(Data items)
+ + + + +
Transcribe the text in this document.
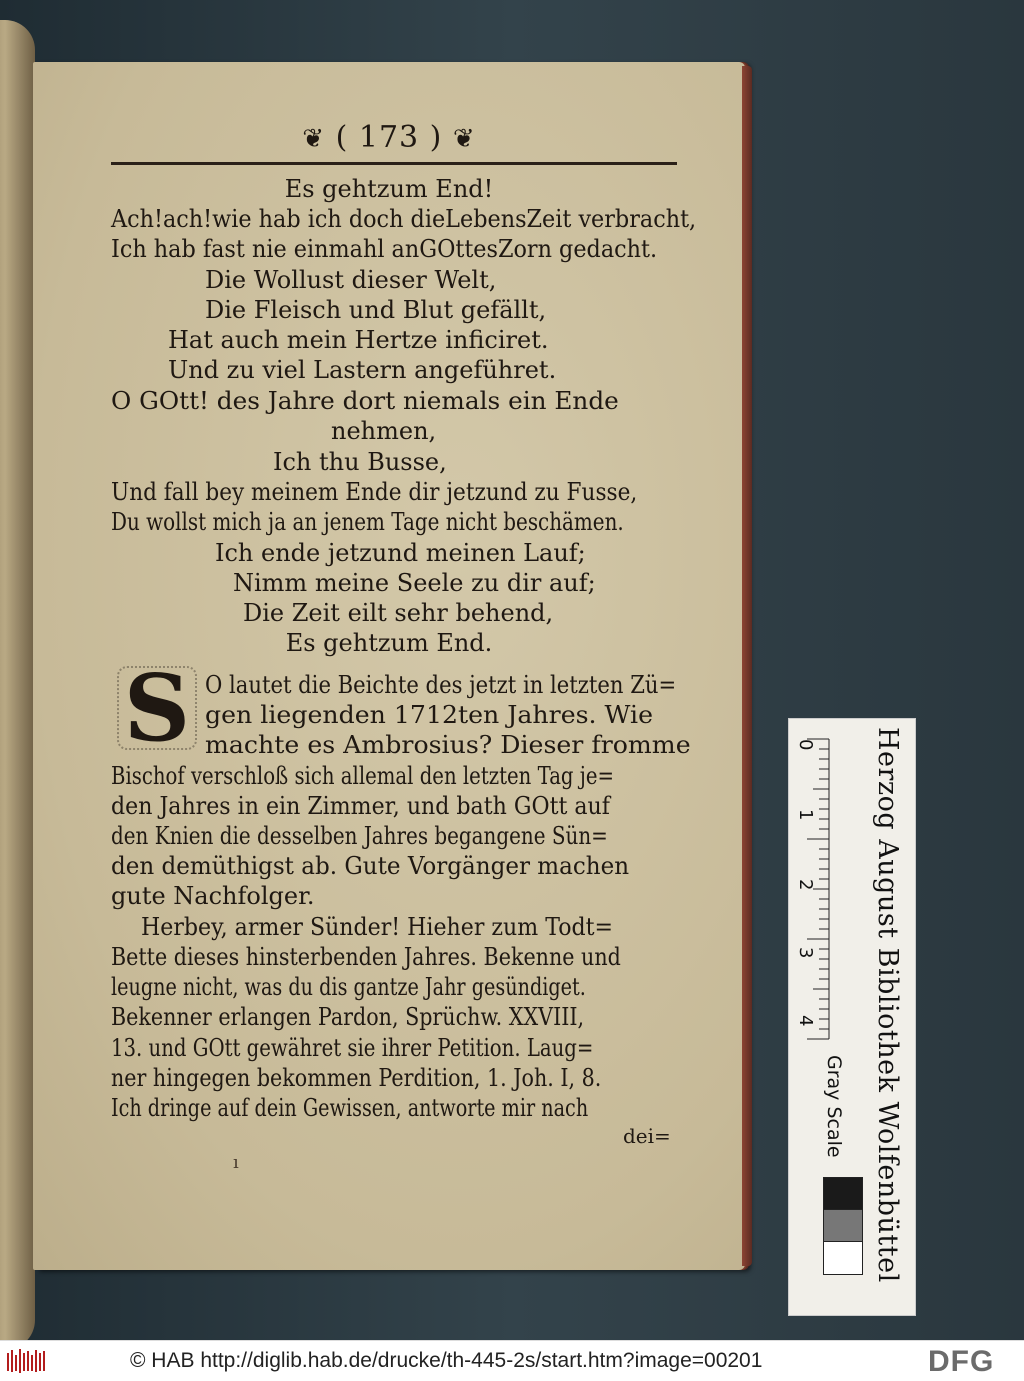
❦ ( 173 ) ❦
Es gehtzum End!
Ach!ach!wie hab ich doch dieLebensZeit verbracht,
Ich hab fast nie einmahl anGOttesZorn gedacht.
Die Wollust dieser Welt,
Die Fleisch und Blut gefällt,
Hat auch mein Hertze inficiret.
Und zu viel Lastern angeführet.
O GOtt! des Jahre dort niemals ein Ende
nehmen,
Ich thu Busse,
Und fall bey meinem Ende dir jetzund zu Fusse,
Du wollst mich ja an jenem Tage nicht beschämen.
Ich ende jetzund meinen Lauf;
Nimm meine Seele zu dir auf;
Die Zeit eilt sehr behend,
Es gehtzum End.
S O lautet die Beichte des jetzt in letzten Zü=
gen liegenden 1712ten Jahres. Wie
machte es Ambrosius? Dieser fromme
Bischof verschloß sich allemal den letzten Tag je=
den Jahres in ein Zimmer, und bath GOtt auf
den Knien die desselben Jahres begangene Sün=
den demüthigst ab. Gute Vorgänger machen
gute Nachfolger.
Herbey, armer Sünder! Hieher zum Todt=
Bette dieses hinsterbenden Jahres. Bekenne und
leugne nicht, was du dis gantze Jahr gesündiget.
Bekenner erlangen Pardon, Sprüchw. XXVIII,
13. und GOtt gewähret sie ihrer Petition. Laug=
ner hingegen bekommen Perdition, 1. Joh. I, 8.
Ich dringe auf dein Gewissen, antworte mir nach
dei=
ı
0
1
2
3
4
Gray Scale	Herzog August Bibliothek Wolfenbüttel
© HAB http://diglib.hab.de/drucke/th-445-2s/start.htm?image=00201	DFG
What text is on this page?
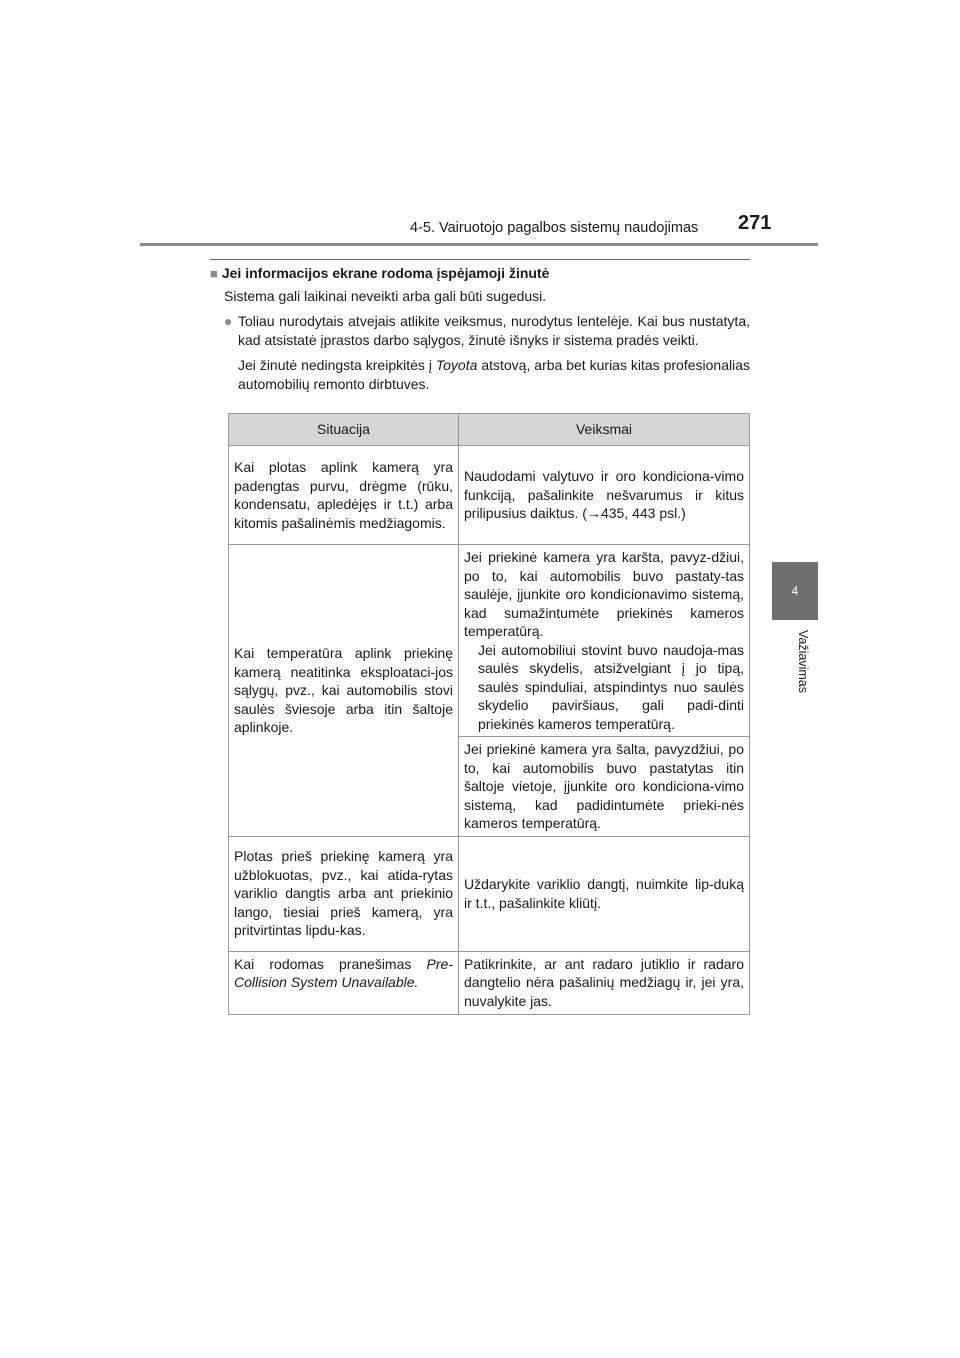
4-5. Vairuotojo pagalbos sistemų naudojimas 271
4
Važiavimas

■ Jei informacijos ekrane rodoma įspėjamoji žinutė

Sistema gali laikinai neveikti arba gali būti sugedusi.

● Toliau nurodytais atvejais atlikite veiksmus, nurodytus lentelėje. Kai bus nustatyta, kad atsistatė įprastos darbo sąlygos, žinutė išnyks ir sistema pradės veikti.

Jei žinutė nedingsta kreipkitės į Toyota atstovą, arba bet kurias kitas profesionalias automobilių remonto dirbtuves.

Situacija	Veiksmai
Kai plotas aplink kamerą yra padengtas purvu, drėgme (rūku, kondensatu, apledėjęs ir t.t.) arba kitomis pašalinėmis medžiagomis.	Naudodami valytuvo ir oro kondiciona-vimo funkciją, pašalinkite nešvarumus ir kitus prilipusius daiktus. (→435, 443 psl.)
Kai temperatūra aplink priekinę kamerą neatitinka eksploataci-jos sąlygų, pvz., kai automobilis stovi saulės šviesoje arba itin šaltoje aplinkoje.	Jei priekinė kamera yra karšta, pavyz-džiui, po to, kai automobilis buvo pastaty-tas saulėje, įjunkite oro kondicionavimo sistemą, kad sumažintumėte priekinės kameros temperatūrą.
Jei automobiliui stovint buvo naudoja-mas saulės skydelis, atsižvelgiant į jo tipą, saulės spinduliai, atspindintys nuo saulės skydelio paviršiaus, gali padi-dinti priekinės kameros temperatūrą.

	Jei priekinė kamera yra šalta, pavyzdžiui, po to, kai automobilis buvo pastatytas itin šaltoje vietoje, įjunkite oro kondiciona-vimo sistemą, kad padidintumėte prieki-nės kameros temperatūrą.
Plotas prieš priekinę kamerą yra užblokuotas, pvz., kai atida-rytas variklio dangtis arba ant priekinio lango, tiesiai prieš kamerą, yra pritvirtintas lipdu-kas.	Uždarykite variklio dangtį, nuimkite lip-duką ir t.t., pašalinkite kliūtį.
Kai rodomas pranešimas Pre-Collision System Unavailable.	Patikrinkite, ar ant radaro jutiklio ir radaro dangtelio nėra pašalinių medžiagų ir, jei yra, nuvalykite jas.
+ + + + +
__TASK INSTRUCTIONS__
Print all the records again exactly; do not include any picture.

__CORRECT RESULT__
Transcribe the text in this document.
❦ ( 173 ) ❦
Es gehtzum End!
Ach!ach!wie hab ich doch dieLebensZeit verbracht,
Ich hab fast nie einmahl anGOttesZorn gedacht.
Die Wollust dieser Welt,
Die Fleisch und Blut gefällt,
Hat auch mein Hertze inficiret.
Und zu viel Lastern angeführet.
O GOtt! des Jahre dort niemals ein Ende
nehmen,
Ich thu Busse,
Und fall bey meinem Ende dir jetzund zu Fusse,
Du wollst mich ja an jenem Tage nicht beschämen.
Ich ende jetzund meinen Lauf;
Nimm meine Seele zu dir auf;
Die Zeit eilt sehr behend,
Es gehtzum End.
S O lautet die Beichte des jetzt in letzten Zü=
gen liegenden 1712ten Jahres. Wie
machte es Ambrosius? Dieser fromme
Bischof verschloß sich allemal den letzten Tag je=
den Jahres in ein Zimmer, und bath GOtt auf
den Knien die desselben Jahres begangene Sün=
den demüthigst ab. Gute Vorgänger machen
gute Nachfolger.
Herbey, armer Sünder! Hieher zum Todt=
Bette dieses hinsterbenden Jahres. Bekenne und
leugne nicht, was du dis gantze Jahr gesündiget.
Bekenner erlangen Pardon, Sprüchw. XXVIII,
13. und GOtt gewähret sie ihrer Petition. Laug=
ner hingegen bekommen Perdition, 1. Joh. I, 8.
Ich dringe auf dein Gewissen, antworte mir nach
dei=
ı
0
1
2
3
4
Gray Scale	Herzog August Bibliothek Wolfenbüttel
© HAB http://diglib.hab.de/drucke/th-445-2s/start.htm?image=00201	DFG
What text is on this page?
4-5. Vairuotojo pagalbos sistemų naudojimas 271
4
Važiavimas

■ Jei informacijos ekrane rodoma įspėjamoji žinutė

Sistema gali laikinai neveikti arba gali būti sugedusi.

● Toliau nurodytais atvejais atlikite veiksmus, nurodytus lentelėje. Kai bus nustatyta, kad atsistatė įprastos darbo sąlygos, žinutė išnyks ir sistema pradės veikti.

Jei žinutė nedingsta kreipkitės į Toyota atstovą, arba bet kurias kitas profesionalias automobilių remonto dirbtuves.

Situacija	Veiksmai
Kai plotas aplink kamerą yra padengtas purvu, drėgme (rūku, kondensatu, apledėjęs ir t.t.) arba kitomis pašalinėmis medžiagomis.	Naudodami valytuvo ir oro kondiciona-vimo funkciją, pašalinkite nešvarumus ir kitus prilipusius daiktus. (→435, 443 psl.)
Kai temperatūra aplink priekinę kamerą neatitinka eksploataci-jos sąlygų, pvz., kai automobilis stovi saulės šviesoje arba itin šaltoje aplinkoje.	Jei priekinė kamera yra karšta, pavyz-džiui, po to, kai automobilis buvo pastaty-tas saulėje, įjunkite oro kondicionavimo sistemą, kad sumažintumėte priekinės kameros temperatūrą.
Jei automobiliui stovint buvo naudoja-mas saulės skydelis, atsižvelgiant į jo tipą, saulės spinduliai, atspindintys nuo saulės skydelio paviršiaus, gali padi-dinti priekinės kameros temperatūrą.

	Jei priekinė kamera yra šalta, pavyzdžiui, po to, kai automobilis buvo pastatytas itin šaltoje vietoje, įjunkite oro kondiciona-vimo sistemą, kad padidintumėte prieki-nės kameros temperatūrą.
Plotas prieš priekinę kamerą yra užblokuotas, pvz., kai atida-rytas variklio dangtis arba ant priekinio lango, tiesiai prieš kamerą, yra pritvirtintas lipdu-kas.	Uždarykite variklio dangtį, nuimkite lip-duką ir t.t., pašalinkite kliūtį.
Kai rodomas pranešimas Pre-Collision System Unavailable.	Patikrinkite, ar ant radaro jutiklio ir radaro dangtelio nėra pašalinių medžiagų ir, jei yra, nuvalykite jas.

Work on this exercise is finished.